---- Data section
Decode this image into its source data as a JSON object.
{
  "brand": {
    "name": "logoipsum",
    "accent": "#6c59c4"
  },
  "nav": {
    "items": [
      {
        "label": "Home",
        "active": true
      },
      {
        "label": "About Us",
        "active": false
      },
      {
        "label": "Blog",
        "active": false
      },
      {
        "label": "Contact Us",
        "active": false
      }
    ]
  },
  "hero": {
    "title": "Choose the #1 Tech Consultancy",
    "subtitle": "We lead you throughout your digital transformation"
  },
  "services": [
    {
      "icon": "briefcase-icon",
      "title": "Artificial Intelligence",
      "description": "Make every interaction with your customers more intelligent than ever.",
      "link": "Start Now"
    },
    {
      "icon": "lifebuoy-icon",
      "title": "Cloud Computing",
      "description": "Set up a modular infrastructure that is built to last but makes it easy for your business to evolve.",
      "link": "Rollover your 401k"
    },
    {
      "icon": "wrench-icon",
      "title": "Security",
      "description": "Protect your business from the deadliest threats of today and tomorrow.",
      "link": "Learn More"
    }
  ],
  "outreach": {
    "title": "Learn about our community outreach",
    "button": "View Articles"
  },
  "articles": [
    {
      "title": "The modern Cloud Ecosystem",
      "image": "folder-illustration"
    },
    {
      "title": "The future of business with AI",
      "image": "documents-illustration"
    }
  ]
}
--------
To do. Reproduce all of the data exactly as given.

Task result.
Decode this image into its source data as a JSON object.
{
  "brand": {
    "name": "logoipsum",
    "accent": "#6c59c4"
  },
  "nav": {
    "items": [
      {
        "label": "Home",
        "active": true
      },
      {
        "label": "About Us",
        "active": false
      },
      {
        "label": "Blog",
        "active": false
      },
      {
        "label": "Contact Us",
        "active": false
      }
    ]
  },
  "hero": {
    "title": "Choose the #1 Tech Consultancy",
    "subtitle": "We lead you throughout your digital transformation"
  },
  "services": [
    {
      "icon": "briefcase-icon",
      "title": "Artificial Intelligence",
      "description": "Make every interaction with your customers more intelligent than ever.",
      "link": "Start Now"
    },
    {
      "icon": "lifebuoy-icon",
      "title": "Cloud Computing",
      "description": "Set up a modular infrastructure that is built to last but makes it easy for your business to evolve.",
      "link": "Rollover your 401k"
    },
    {
      "icon": "wrench-icon",
      "title": "Security",
      "description": "Protect your business from the deadliest threats of today and tomorrow.",
      "link": "Learn More"
    }
  ],
  "outreach": {
    "title": "Learn about our community outreach",
    "button": "View Articles"
  },
  "articles": [
    {
      "title": "The modern Cloud Ecosystem",
      "image": "folder-illustration"
    },
    {
      "title": "The future of business with AI",
      "image": "documents-illustration"
    }
  ]
}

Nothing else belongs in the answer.